*Polecenie*.
Wypisz bez jakichkolwiek zmian wszystkie wiersze każdego z poniższych rekordów.

*Zapisane dane*.
• • • •
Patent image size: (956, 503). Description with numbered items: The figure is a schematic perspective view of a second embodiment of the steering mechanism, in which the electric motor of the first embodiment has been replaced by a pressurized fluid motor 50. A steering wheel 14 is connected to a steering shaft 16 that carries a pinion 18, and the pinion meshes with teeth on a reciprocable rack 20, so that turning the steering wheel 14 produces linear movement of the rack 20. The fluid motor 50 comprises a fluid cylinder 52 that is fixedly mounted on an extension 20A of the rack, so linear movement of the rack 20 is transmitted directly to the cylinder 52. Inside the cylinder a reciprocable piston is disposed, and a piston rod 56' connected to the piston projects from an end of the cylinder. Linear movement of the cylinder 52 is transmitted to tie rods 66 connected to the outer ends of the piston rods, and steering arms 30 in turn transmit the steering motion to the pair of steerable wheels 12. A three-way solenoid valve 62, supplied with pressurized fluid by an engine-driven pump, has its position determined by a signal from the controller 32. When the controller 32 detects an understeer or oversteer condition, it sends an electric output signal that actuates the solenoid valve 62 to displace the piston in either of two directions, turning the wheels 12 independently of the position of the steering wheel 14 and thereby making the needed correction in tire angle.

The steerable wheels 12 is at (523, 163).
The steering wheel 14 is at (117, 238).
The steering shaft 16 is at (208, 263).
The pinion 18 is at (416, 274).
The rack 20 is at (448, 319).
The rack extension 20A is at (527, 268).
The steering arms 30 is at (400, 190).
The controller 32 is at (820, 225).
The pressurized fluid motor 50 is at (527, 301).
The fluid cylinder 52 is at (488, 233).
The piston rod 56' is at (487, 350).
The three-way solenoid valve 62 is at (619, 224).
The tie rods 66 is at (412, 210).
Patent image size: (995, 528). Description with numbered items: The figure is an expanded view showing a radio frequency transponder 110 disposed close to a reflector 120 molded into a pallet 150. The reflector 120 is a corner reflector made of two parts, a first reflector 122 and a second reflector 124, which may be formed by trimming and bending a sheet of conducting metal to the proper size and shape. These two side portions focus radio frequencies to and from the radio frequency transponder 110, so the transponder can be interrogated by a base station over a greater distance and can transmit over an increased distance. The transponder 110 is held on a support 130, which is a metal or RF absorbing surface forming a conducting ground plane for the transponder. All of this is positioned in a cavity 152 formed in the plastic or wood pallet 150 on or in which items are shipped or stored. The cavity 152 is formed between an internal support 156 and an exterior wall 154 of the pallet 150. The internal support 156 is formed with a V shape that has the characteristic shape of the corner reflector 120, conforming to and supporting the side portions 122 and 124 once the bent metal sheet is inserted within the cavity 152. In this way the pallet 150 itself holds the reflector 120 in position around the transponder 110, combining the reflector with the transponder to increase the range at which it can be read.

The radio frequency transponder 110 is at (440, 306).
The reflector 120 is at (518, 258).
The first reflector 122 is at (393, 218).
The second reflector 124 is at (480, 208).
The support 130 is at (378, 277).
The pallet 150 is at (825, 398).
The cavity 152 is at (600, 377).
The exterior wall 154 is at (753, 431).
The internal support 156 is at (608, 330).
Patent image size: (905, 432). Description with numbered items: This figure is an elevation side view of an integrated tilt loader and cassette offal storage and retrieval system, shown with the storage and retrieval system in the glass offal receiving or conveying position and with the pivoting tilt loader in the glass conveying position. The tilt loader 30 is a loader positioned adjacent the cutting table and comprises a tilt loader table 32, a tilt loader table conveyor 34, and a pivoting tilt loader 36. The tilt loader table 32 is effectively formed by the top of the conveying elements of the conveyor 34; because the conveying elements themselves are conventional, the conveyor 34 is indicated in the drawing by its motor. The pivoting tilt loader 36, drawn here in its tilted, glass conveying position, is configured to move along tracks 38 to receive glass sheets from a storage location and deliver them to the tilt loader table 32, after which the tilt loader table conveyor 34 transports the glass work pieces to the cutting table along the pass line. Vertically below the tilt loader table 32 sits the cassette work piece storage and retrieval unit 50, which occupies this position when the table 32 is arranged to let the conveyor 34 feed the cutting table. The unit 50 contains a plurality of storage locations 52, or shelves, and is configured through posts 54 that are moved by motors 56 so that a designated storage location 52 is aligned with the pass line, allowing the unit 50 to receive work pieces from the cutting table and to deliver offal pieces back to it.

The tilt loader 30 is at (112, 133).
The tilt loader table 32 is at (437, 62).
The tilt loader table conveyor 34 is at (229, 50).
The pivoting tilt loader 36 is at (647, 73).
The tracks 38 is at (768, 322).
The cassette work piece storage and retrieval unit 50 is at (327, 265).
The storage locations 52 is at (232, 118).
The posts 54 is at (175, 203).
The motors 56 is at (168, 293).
• • • •
*Wynik ćwiczenia*.
Patent image size: (956, 503). Description with numbered items: The figure is a schematic perspective view of a second embodiment of the steering mechanism, in which the electric motor of the first embodiment has been replaced by a pressurized fluid motor 50. A steering wheel 14 is connected to a steering shaft 16 that carries a pinion 18, and the pinion meshes with teeth on a reciprocable rack 20, so that turning the steering wheel 14 produces linear movement of the rack 20. The fluid motor 50 comprises a fluid cylinder 52 that is fixedly mounted on an extension 20A of the rack, so linear movement of the rack 20 is transmitted directly to the cylinder 52. Inside the cylinder a reciprocable piston is disposed, and a piston rod 56' connected to the piston projects from an end of the cylinder. Linear movement of the cylinder 52 is transmitted to tie rods 66 connected to the outer ends of the piston rods, and steering arms 30 in turn transmit the steering motion to the pair of steerable wheels 12. A three-way solenoid valve 62, supplied with pressurized fluid by an engine-driven pump, has its position determined by a signal from the controller 32. When the controller 32 detects an understeer or oversteer condition, it sends an electric output signal that actuates the solenoid valve 62 to displace the piston in either of two directions, turning the wheels 12 independently of the position of the steering wheel 14 and thereby making the needed correction in tire angle.

The steerable wheels 12 is at (523, 163).
The steering wheel 14 is at (117, 238).
The steering shaft 16 is at (208, 263).
The pinion 18 is at (416, 274).
The rack 20 is at (448, 319).
The rack extension 20A is at (527, 268).
The steering arms 30 is at (400, 190).
The controller 32 is at (820, 225).
The pressurized fluid motor 50 is at (527, 301).
The fluid cylinder 52 is at (488, 233).
The piston rod 56' is at (487, 350).
The three-way solenoid valve 62 is at (619, 224).
The tie rods 66 is at (412, 210).
Patent image size: (995, 528). Description with numbered items: The figure is an expanded view showing a radio frequency transponder 110 disposed close to a reflector 120 molded into a pallet 150. The reflector 120 is a corner reflector made of two parts, a first reflector 122 and a second reflector 124, which may be formed by trimming and bending a sheet of conducting metal to the proper size and shape. These two side portions focus radio frequencies to and from the radio frequency transponder 110, so the transponder can be interrogated by a base station over a greater distance and can transmit over an increased distance. The transponder 110 is held on a support 130, which is a metal or RF absorbing surface forming a conducting ground plane for the transponder. All of this is positioned in a cavity 152 formed in the plastic or wood pallet 150 on or in which items are shipped or stored. The cavity 152 is formed between an internal support 156 and an exterior wall 154 of the pallet 150. The internal support 156 is formed with a V shape that has the characteristic shape of the corner reflector 120, conforming to and supporting the side portions 122 and 124 once the bent metal sheet is inserted within the cavity 152. In this way the pallet 150 itself holds the reflector 120 in position around the transponder 110, combining the reflector with the transponder to increase the range at which it can be read.

The radio frequency transponder 110 is at (440, 306).
The reflector 120 is at (518, 258).
The first reflector 122 is at (393, 218).
The second reflector 124 is at (480, 208).
The support 130 is at (378, 277).
The pallet 150 is at (825, 398).
The cavity 152 is at (600, 377).
The exterior wall 154 is at (753, 431).
The internal support 156 is at (608, 330).
Patent image size: (905, 432). Description with numbered items: This figure is an elevation side view of an integrated tilt loader and cassette offal storage and retrieval system, shown with the storage and retrieval system in the glass offal receiving or conveying position and with the pivoting tilt loader in the glass conveying position. The tilt loader 30 is a loader positioned adjacent the cutting table and comprises a tilt loader table 32, a tilt loader table conveyor 34, and a pivoting tilt loader 36. The tilt loader table 32 is effectively formed by the top of the conveying elements of the conveyor 34; because the conveying elements themselves are conventional, the conveyor 34 is indicated in the drawing by its motor. The pivoting tilt loader 36, drawn here in its tilted, glass conveying position, is configured to move along tracks 38 to receive glass sheets from a storage location and deliver them to the tilt loader table 32, after which the tilt loader table conveyor 34 transports the glass work pieces to the cutting table along the pass line. Vertically below the tilt loader table 32 sits the cassette work piece storage and retrieval unit 50, which occupies this position when the table 32 is arranged to let the conveyor 34 feed the cutting table. The unit 50 contains a plurality of storage locations 52, or shelves, and is configured through posts 54 that are moved by motors 56 so that a designated storage location 52 is aligned with the pass line, allowing the unit 50 to receive work pieces from the cutting table and to deliver offal pieces back to it.

The tilt loader 30 is at (112, 133).
The tilt loader table 32 is at (437, 62).
The tilt loader table conveyor 34 is at (229, 50).
The pivoting tilt loader 36 is at (647, 73).
The tracks 38 is at (768, 322).
The cassette work piece storage and retrieval unit 50 is at (327, 265).
The storage locations 52 is at (232, 118).
The posts 54 is at (175, 203).
The motors 56 is at (168, 293).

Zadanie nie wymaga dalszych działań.